What is asked >>
Gather every line of the entries that includes the word "código".

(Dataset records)
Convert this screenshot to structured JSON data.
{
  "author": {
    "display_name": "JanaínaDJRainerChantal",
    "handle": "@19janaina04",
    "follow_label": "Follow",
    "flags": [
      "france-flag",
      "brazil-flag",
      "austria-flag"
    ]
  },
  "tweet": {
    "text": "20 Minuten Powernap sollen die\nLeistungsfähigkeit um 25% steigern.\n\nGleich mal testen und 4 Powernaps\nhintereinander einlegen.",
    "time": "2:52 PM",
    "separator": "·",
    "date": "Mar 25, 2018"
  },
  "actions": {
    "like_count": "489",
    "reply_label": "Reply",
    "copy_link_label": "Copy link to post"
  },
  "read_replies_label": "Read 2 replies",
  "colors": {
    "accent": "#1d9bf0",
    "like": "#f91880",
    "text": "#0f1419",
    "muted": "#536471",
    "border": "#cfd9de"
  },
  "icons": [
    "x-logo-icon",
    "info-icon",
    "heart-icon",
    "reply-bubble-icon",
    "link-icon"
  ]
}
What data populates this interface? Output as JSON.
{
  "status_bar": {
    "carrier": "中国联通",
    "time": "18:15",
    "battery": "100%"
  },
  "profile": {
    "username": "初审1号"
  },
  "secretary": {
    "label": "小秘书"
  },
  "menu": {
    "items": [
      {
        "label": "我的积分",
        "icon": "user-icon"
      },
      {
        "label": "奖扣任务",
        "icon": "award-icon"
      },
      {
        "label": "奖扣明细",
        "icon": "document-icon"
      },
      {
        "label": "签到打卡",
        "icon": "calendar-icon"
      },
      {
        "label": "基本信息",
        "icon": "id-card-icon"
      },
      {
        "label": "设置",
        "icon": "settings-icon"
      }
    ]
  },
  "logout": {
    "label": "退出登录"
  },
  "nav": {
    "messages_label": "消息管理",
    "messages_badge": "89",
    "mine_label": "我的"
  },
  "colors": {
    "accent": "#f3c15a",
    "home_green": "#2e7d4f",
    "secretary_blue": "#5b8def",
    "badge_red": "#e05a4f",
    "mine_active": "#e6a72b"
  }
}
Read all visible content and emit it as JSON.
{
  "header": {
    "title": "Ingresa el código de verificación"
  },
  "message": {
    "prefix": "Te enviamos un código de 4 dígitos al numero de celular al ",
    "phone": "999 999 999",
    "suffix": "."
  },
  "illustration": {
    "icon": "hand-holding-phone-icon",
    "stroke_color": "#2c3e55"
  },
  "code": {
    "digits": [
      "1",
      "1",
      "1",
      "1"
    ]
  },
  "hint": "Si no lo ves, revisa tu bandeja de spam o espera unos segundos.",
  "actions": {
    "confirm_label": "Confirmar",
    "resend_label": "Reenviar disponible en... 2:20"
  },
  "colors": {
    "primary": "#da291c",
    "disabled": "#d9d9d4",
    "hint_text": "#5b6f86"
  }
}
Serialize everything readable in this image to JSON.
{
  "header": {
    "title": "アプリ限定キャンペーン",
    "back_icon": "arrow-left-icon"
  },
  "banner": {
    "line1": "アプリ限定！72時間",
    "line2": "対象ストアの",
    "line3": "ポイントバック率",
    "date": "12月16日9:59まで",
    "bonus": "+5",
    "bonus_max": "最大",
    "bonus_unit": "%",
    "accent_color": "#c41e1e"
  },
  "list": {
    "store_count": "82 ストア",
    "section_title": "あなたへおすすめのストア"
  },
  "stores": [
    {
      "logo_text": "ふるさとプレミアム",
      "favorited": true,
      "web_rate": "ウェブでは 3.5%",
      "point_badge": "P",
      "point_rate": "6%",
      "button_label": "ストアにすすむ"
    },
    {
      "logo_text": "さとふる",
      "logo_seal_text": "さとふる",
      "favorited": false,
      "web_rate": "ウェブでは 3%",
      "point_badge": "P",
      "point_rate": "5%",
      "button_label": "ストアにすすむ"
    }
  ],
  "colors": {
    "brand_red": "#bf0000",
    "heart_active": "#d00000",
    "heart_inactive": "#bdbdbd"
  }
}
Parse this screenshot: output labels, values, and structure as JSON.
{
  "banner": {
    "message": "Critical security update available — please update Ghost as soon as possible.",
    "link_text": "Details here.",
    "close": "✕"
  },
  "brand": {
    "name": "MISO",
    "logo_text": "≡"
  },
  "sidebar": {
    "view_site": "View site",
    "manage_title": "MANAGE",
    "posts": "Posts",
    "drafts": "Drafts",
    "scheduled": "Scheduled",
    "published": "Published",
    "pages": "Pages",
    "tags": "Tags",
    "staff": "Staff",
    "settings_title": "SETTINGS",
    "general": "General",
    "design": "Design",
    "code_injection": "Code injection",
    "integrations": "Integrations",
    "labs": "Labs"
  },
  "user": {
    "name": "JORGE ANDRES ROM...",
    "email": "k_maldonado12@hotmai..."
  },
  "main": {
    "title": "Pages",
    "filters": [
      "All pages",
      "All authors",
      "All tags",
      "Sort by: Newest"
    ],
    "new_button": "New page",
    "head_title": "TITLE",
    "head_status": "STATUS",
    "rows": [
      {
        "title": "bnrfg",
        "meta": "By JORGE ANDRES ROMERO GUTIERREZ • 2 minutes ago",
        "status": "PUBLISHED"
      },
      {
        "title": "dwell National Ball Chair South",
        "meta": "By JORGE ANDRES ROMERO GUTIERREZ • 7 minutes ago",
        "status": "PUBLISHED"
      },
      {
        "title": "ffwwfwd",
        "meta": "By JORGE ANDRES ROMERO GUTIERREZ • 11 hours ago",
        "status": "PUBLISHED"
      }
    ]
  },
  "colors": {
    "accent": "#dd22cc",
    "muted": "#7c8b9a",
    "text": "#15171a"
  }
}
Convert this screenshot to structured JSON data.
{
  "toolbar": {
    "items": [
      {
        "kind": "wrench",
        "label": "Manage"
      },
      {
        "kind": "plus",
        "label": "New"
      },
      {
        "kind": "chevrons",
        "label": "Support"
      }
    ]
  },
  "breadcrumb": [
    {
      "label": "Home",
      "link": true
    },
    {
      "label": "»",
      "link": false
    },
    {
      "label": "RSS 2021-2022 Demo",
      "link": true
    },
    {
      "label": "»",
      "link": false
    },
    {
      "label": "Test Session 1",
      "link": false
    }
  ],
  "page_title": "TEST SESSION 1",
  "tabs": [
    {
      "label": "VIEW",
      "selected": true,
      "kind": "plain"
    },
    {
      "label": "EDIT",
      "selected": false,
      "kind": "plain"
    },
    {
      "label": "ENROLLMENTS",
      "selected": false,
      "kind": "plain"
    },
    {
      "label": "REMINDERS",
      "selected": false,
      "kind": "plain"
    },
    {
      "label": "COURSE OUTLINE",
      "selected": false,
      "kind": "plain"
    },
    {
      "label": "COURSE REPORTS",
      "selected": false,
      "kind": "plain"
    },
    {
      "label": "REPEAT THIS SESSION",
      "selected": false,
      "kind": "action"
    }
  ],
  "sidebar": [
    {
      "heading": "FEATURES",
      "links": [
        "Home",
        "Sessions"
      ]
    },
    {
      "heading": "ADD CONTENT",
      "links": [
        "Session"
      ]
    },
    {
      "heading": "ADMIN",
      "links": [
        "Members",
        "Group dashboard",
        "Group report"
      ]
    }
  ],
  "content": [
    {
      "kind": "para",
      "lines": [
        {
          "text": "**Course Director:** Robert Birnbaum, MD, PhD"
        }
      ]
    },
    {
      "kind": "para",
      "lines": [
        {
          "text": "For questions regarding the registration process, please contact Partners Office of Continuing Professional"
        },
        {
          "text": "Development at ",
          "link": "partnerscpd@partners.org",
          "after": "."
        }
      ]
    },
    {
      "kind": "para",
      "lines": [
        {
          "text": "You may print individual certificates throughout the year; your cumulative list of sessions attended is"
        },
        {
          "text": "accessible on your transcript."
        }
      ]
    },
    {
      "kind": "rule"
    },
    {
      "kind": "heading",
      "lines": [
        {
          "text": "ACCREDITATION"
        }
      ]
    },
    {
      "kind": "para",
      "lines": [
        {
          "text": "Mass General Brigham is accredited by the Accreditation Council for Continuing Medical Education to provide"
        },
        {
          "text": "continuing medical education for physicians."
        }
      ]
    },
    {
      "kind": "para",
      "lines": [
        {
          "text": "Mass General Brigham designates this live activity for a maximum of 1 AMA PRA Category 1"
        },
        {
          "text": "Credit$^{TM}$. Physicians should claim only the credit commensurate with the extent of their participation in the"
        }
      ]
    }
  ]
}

Exercise output >>
    "title": "Ingresa el código de verificación"
    "prefix": "Te enviamos un código de 4 dígitos al numero de celular al ",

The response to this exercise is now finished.